Short problem: Pick out the lines below that contain the string "CHANGING" and copy them all.

The data:

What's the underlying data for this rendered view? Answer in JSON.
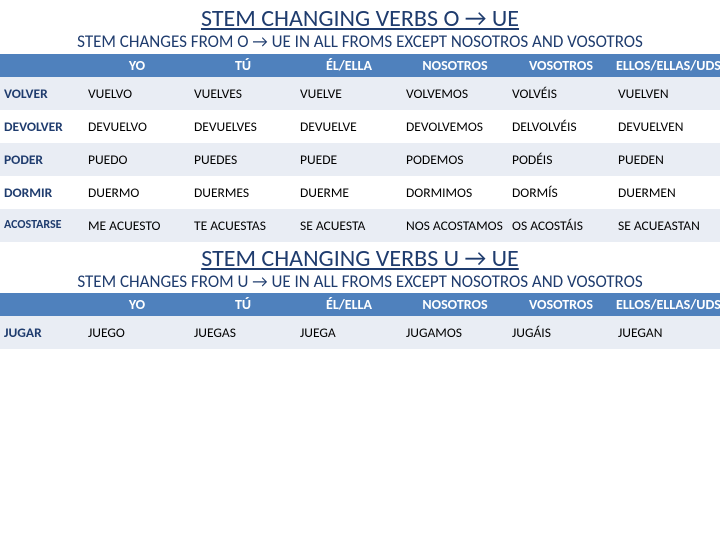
{
  "section1": {
    "title": "STEM CHANGING VERBS  O → UE",
    "subtitle": "STEM CHANGES FROM O → UE IN ALL FROMS EXCEPT NOSOTROS AND VOSOTROS",
    "columns": [
      "YO",
      "TÚ",
      "ÉL/ELLA",
      "NOSOTROS",
      "VOSOTROS",
      "ELLOS/ELLAS/UDS"
    ],
    "rows": [
      {
        "verb": "VOLVER",
        "cells": [
          "VUELVO",
          "VUELVES",
          "VUELVE",
          "VOLVEMOS",
          "VOLVÉIS",
          "VUELVEN"
        ]
      },
      {
        "verb": "DEVOLVER",
        "cells": [
          "DEVUELVO",
          "DEVUELVES",
          "DEVUELVE",
          "DEVOLVEMOS",
          "DELVOLVÉIS",
          "DEVUELVEN"
        ]
      },
      {
        "verb": "PODER",
        "cells": [
          "PUEDO",
          "PUEDES",
          "PUEDE",
          "PODEMOS",
          "PODÉIS",
          "PUEDEN"
        ]
      },
      {
        "verb": "DORMIR",
        "cells": [
          "DUERMO",
          "DUERMES",
          "DUERME",
          "DORMIMOS",
          "DORMÍS",
          "DUERMEN"
        ]
      },
      {
        "verb": "ACOSTARSE",
        "cells": [
          "ME ACUESTO",
          "TE ACUESTAS",
          "SE ACUESTA",
          "NOS ACOSTAMOS",
          "OS ACOSTÁIS",
          "SE ACUEASTAN"
        ]
      }
    ]
  },
  "section2": {
    "title": "STEM CHANGING VERBS  U → UE",
    "subtitle": "STEM CHANGES FROM U → UE IN ALL FROMS EXCEPT NOSOTROS AND VOSOTROS",
    "columns": [
      "YO",
      "TÚ",
      "ÉL/ELLA",
      "NOSOTROS",
      "VOSOTROS",
      "ELLOS/ELLAS/UDS"
    ],
    "rows": [
      {
        "verb": "JUGAR",
        "cells": [
          "JUEGO",
          "JUEGAS",
          "JUEGA",
          "JUGAMOS",
          "JUGÁIS",
          "JUEGAN"
        ]
      }
    ]
  },
  "style": {
    "header_bg": "#4f81bd",
    "header_fg": "#ffffff",
    "band_bg": "#e9edf4",
    "title_color": "#1f3c6e",
    "label_color": "#1f3c6e"
  }
}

Answer in full:
    "title": "STEM CHANGING VERBS  O → UE",
    "title": "STEM CHANGING VERBS  U → UE",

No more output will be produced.